Extract every line of the material below and reproduce it faithfully.
-- BEGIN --
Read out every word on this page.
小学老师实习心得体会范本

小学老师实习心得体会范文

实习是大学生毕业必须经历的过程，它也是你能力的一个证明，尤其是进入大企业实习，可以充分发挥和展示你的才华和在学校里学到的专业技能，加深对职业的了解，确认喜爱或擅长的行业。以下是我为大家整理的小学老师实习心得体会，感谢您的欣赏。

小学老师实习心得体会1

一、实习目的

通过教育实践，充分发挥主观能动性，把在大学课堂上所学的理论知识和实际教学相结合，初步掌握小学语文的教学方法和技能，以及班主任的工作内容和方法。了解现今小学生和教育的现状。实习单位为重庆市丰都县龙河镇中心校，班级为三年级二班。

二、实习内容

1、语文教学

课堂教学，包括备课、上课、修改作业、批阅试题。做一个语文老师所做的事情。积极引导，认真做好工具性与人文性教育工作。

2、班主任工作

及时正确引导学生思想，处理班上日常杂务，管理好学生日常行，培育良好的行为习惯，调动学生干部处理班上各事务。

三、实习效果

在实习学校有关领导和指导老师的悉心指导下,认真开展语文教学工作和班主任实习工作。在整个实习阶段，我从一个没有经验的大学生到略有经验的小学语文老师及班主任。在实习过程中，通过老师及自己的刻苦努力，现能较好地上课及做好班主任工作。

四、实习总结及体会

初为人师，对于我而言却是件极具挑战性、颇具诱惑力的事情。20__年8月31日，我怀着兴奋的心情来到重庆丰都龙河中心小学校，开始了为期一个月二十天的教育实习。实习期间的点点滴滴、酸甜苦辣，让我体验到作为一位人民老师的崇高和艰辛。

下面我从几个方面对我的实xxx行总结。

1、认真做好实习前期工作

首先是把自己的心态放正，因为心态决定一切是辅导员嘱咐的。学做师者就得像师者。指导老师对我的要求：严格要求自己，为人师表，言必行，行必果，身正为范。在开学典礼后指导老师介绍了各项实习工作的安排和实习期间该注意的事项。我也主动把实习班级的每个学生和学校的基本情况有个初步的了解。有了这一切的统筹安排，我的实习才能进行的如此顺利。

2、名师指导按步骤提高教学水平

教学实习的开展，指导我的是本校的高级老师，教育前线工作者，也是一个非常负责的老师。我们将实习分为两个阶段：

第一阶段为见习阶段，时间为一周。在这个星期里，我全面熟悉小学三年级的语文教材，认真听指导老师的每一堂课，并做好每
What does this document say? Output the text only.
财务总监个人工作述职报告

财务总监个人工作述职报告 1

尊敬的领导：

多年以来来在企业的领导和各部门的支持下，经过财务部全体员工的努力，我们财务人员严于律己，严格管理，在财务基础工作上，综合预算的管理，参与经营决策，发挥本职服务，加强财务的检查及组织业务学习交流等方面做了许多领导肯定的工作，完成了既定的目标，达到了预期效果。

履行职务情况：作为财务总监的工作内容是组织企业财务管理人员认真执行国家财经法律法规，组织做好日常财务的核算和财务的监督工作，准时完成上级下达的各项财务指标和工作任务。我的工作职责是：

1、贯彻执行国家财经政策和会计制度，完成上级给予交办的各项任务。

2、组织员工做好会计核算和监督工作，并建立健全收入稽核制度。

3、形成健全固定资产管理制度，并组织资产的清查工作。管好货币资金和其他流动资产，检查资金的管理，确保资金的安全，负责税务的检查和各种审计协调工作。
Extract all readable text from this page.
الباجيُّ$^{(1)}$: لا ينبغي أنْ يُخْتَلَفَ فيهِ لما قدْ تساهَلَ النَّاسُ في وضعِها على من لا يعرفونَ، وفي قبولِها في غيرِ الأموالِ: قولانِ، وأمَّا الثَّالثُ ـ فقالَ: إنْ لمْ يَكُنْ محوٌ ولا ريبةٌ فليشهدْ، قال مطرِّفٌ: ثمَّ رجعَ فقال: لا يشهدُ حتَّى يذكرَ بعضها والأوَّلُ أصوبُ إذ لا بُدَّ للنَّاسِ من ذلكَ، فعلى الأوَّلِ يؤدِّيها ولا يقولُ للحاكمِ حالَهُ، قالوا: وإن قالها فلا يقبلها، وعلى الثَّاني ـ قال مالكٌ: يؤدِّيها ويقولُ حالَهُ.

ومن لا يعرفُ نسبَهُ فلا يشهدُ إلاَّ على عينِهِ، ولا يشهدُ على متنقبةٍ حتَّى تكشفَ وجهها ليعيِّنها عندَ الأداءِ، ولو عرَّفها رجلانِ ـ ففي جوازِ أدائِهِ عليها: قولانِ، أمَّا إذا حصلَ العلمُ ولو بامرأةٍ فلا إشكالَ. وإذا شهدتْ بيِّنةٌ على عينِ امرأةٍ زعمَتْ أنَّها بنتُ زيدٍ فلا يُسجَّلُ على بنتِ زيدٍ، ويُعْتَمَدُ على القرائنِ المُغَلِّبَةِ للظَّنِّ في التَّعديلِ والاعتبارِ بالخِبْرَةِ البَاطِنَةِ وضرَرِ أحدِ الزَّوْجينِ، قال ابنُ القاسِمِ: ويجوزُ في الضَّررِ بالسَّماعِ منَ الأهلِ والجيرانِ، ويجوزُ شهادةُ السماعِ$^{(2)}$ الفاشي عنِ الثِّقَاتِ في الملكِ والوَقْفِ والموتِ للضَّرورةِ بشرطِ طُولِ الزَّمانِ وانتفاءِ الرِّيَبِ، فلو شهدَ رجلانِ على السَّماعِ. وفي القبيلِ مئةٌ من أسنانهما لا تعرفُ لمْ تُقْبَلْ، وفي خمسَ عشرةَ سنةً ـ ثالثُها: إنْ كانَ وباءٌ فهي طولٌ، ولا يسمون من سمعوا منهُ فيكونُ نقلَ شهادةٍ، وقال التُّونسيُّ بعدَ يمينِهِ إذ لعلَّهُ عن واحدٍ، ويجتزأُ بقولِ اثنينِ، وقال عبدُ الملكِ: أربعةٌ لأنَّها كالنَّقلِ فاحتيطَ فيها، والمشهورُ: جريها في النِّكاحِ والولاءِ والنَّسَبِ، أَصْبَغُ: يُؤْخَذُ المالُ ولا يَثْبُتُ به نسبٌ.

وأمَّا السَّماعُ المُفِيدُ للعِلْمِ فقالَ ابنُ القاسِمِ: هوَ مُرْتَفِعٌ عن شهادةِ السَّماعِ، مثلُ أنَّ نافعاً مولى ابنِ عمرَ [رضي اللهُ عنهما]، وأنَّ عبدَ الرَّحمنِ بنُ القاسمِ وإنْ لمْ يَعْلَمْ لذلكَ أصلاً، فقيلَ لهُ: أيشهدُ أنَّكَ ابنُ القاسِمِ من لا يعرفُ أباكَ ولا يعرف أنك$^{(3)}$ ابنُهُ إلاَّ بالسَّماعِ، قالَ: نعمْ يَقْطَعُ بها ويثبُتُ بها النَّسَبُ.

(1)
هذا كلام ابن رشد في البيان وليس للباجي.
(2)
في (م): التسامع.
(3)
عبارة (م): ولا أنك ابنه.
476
-- END --
▶ **The response**:
Read out every word on this page.
小学老师实习心得体会范本

小学老师实习心得体会范文

实习是大学生毕业必须经历的过程，它也是你能力的一个证明，尤其是进入大企业实习，可以充分发挥和展示你的才华和在学校里学到的专业技能，加深对职业的了解，确认喜爱或擅长的行业。以下是我为大家整理的小学老师实习心得体会，感谢您的欣赏。

小学老师实习心得体会1

一、实习目的

通过教育实践，充分发挥主观能动性，把在大学课堂上所学的理论知识和实际教学相结合，初步掌握小学语文的教学方法和技能，以及班主任的工作内容和方法。了解现今小学生和教育的现状。实习单位为重庆市丰都县龙河镇中心校，班级为三年级二班。

二、实习内容

1、语文教学

课堂教学，包括备课、上课、修改作业、批阅试题。做一个语文老师所做的事情。积极引导，认真做好工具性与人文性教育工作。

2、班主任工作

及时正确引导学生思想，处理班上日常杂务，管理好学生日常行，培育良好的行为习惯，调动学生干部处理班上各事务。

三、实习效果

在实习学校有关领导和指导老师的悉心指导下,认真开展语文教学工作和班主任实习工作。在整个实习阶段，我从一个没有经验的大学生到略有经验的小学语文老师及班主任。在实习过程中，通过老师及自己的刻苦努力，现能较好地上课及做好班主任工作。

四、实习总结及体会

初为人师，对于我而言却是件极具挑战性、颇具诱惑力的事情。20__年8月31日，我怀着兴奋的心情来到重庆丰都龙河中心小学校，开始了为期一个月二十天的教育实习。实习期间的点点滴滴、酸甜苦辣，让我体验到作为一位人民老师的崇高和艰辛。

下面我从几个方面对我的实xxx行总结。

1、认真做好实习前期工作

首先是把自己的心态放正，因为心态决定一切是辅导员嘱咐的。学做师者就得像师者。指导老师对我的要求：严格要求自己，为人师表，言必行，行必果，身正为范。在开学典礼后指导老师介绍了各项实习工作的安排和实习期间该注意的事项。我也主动把实习班级的每个学生和学校的基本情况有个初步的了解。有了这一切的统筹安排，我的实习才能进行的如此顺利。

2、名师指导按步骤提高教学水平

教学实习的开展，指导我的是本校的高级老师，教育前线工作者，也是一个非常负责的老师。我们将实习分为两个阶段：

第一阶段为见习阶段，时间为一周。在这个星期里，我全面熟悉小学三年级的语文教材，认真听指导老师的每一堂课，并做好每
What does this document say? Output the text only.
财务总监个人工作述职报告

财务总监个人工作述职报告 1

尊敬的领导：

多年以来来在企业的领导和各部门的支持下，经过财务部全体员工的努力，我们财务人员严于律己，严格管理，在财务基础工作上，综合预算的管理，参与经营决策，发挥本职服务，加强财务的检查及组织业务学习交流等方面做了许多领导肯定的工作，完成了既定的目标，达到了预期效果。

履行职务情况：作为财务总监的工作内容是组织企业财务管理人员认真执行国家财经法律法规，组织做好日常财务的核算和财务的监督工作，准时完成上级下达的各项财务指标和工作任务。我的工作职责是：

1、贯彻执行国家财经政策和会计制度，完成上级给予交办的各项任务。

2、组织员工做好会计核算和监督工作，并建立健全收入稽核制度。

3、形成健全固定资产管理制度，并组织资产的清查工作。管好货币资金和其他流动资产，检查资金的管理，确保资金的安全，负责税务的检查和各种审计协调工作。
Extract all readable text from this page.
الباجيُّ$^{(1)}$: لا ينبغي أنْ يُخْتَلَفَ فيهِ لما قدْ تساهَلَ النَّاسُ في وضعِها على من لا يعرفونَ، وفي قبولِها في غيرِ الأموالِ: قولانِ، وأمَّا الثَّالثُ ـ فقالَ: إنْ لمْ يَكُنْ محوٌ ولا ريبةٌ فليشهدْ، قال مطرِّفٌ: ثمَّ رجعَ فقال: لا يشهدُ حتَّى يذكرَ بعضها والأوَّلُ أصوبُ إذ لا بُدَّ للنَّاسِ من ذلكَ، فعلى الأوَّلِ يؤدِّيها ولا يقولُ للحاكمِ حالَهُ، قالوا: وإن قالها فلا يقبلها، وعلى الثَّاني ـ قال مالكٌ: يؤدِّيها ويقولُ حالَهُ.

ومن لا يعرفُ نسبَهُ فلا يشهدُ إلاَّ على عينِهِ، ولا يشهدُ على متنقبةٍ حتَّى تكشفَ وجهها ليعيِّنها عندَ الأداءِ، ولو عرَّفها رجلانِ ـ ففي جوازِ أدائِهِ عليها: قولانِ، أمَّا إذا حصلَ العلمُ ولو بامرأةٍ فلا إشكالَ. وإذا شهدتْ بيِّنةٌ على عينِ امرأةٍ زعمَتْ أنَّها بنتُ زيدٍ فلا يُسجَّلُ على بنتِ زيدٍ، ويُعْتَمَدُ على القرائنِ المُغَلِّبَةِ للظَّنِّ في التَّعديلِ والاعتبارِ بالخِبْرَةِ البَاطِنَةِ وضرَرِ أحدِ الزَّوْجينِ، قال ابنُ القاسِمِ: ويجوزُ في الضَّررِ بالسَّماعِ منَ الأهلِ والجيرانِ، ويجوزُ شهادةُ السماعِ$^{(2)}$ الفاشي عنِ الثِّقَاتِ في الملكِ والوَقْفِ والموتِ للضَّرورةِ بشرطِ طُولِ الزَّمانِ وانتفاءِ الرِّيَبِ، فلو شهدَ رجلانِ على السَّماعِ. وفي القبيلِ مئةٌ من أسنانهما لا تعرفُ لمْ تُقْبَلْ، وفي خمسَ عشرةَ سنةً ـ ثالثُها: إنْ كانَ وباءٌ فهي طولٌ، ولا يسمون من سمعوا منهُ فيكونُ نقلَ شهادةٍ، وقال التُّونسيُّ بعدَ يمينِهِ إذ لعلَّهُ عن واحدٍ، ويجتزأُ بقولِ اثنينِ، وقال عبدُ الملكِ: أربعةٌ لأنَّها كالنَّقلِ فاحتيطَ فيها، والمشهورُ: جريها في النِّكاحِ والولاءِ والنَّسَبِ، أَصْبَغُ: يُؤْخَذُ المالُ ولا يَثْبُتُ به نسبٌ.

وأمَّا السَّماعُ المُفِيدُ للعِلْمِ فقالَ ابنُ القاسِمِ: هوَ مُرْتَفِعٌ عن شهادةِ السَّماعِ، مثلُ أنَّ نافعاً مولى ابنِ عمرَ [رضي اللهُ عنهما]، وأنَّ عبدَ الرَّحمنِ بنُ القاسمِ وإنْ لمْ يَعْلَمْ لذلكَ أصلاً، فقيلَ لهُ: أيشهدُ أنَّكَ ابنُ القاسِمِ من لا يعرفُ أباكَ ولا يعرف أنك$^{(3)}$ ابنُهُ إلاَّ بالسَّماعِ، قالَ: نعمْ يَقْطَعُ بها ويثبُتُ بها النَّسَبُ.

(1)
هذا كلام ابن رشد في البيان وليس للباجي.
(2)
في (م): التسامع.
(3)
عبارة (م): ولا أنك ابنه.
476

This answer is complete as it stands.